◆ WHAT YOU HAVE TO DO ◆
Go through the entries below. Copy each line in which "Total" appears.

Extracted data entries

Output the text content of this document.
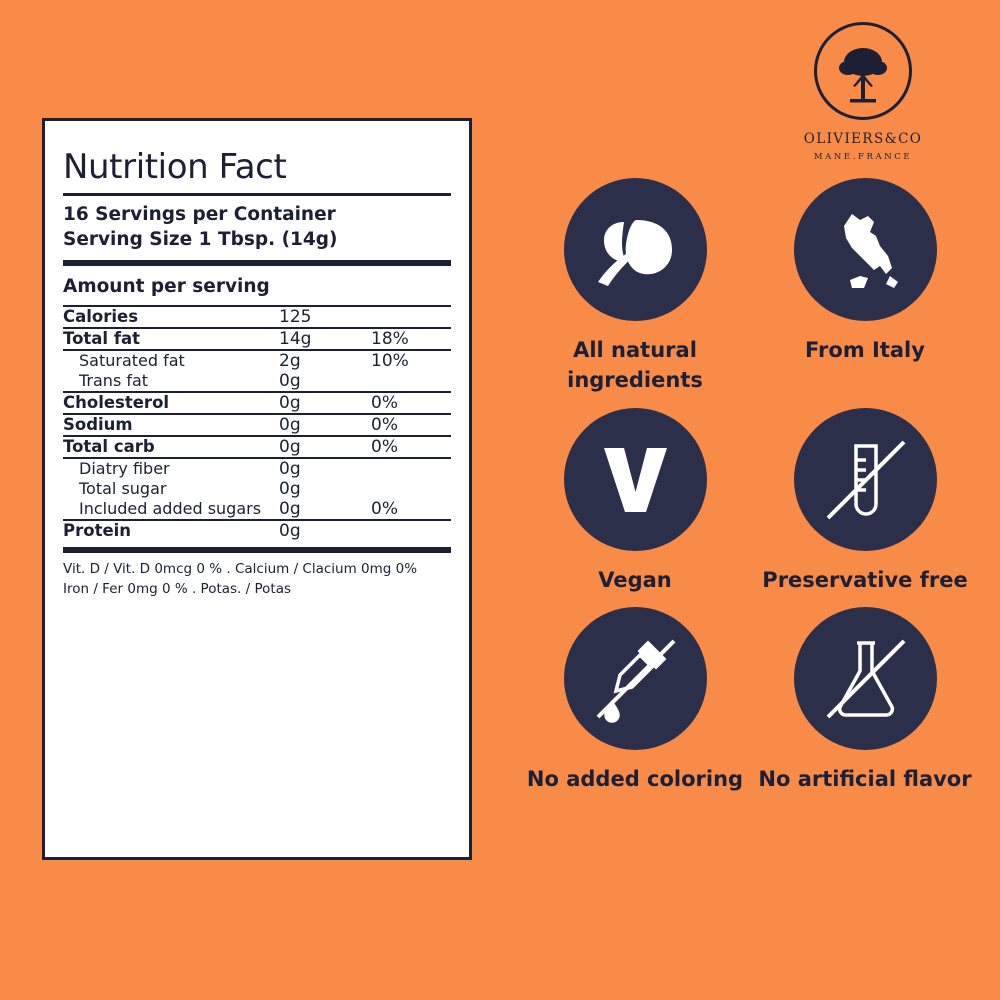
Nutrition Fact
16 Servings per Container
Serving Size 1 Tbsp. (14g)
Amount per serving
Calories	125	

Total fat	14g	18%

Saturated fat	2g	10%
Trans fat	0g	

Cholesterol	0g	0%

Sodium	0g	0%

Total carb	0g	0%

Diatry fiber	0g	
Total sugar	0g	
Included added sugars	0g	0%

Protein	0g	
Vit. D / Vit. D 0mcg 0 % . Calcium / Clacium 0mg 0%
Iron / Fer 0mg 0 % . Potas. / Potas
OLIVIERS&CO
MANE.FRANCE
All natural ingredients
From Italy
Vegan	Preservative free
No added coloring No artificial flavor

◆ RESPONSE BOX ◆
Total fat	14g	18%
Total carb	0g	0%
Total sugar	0g	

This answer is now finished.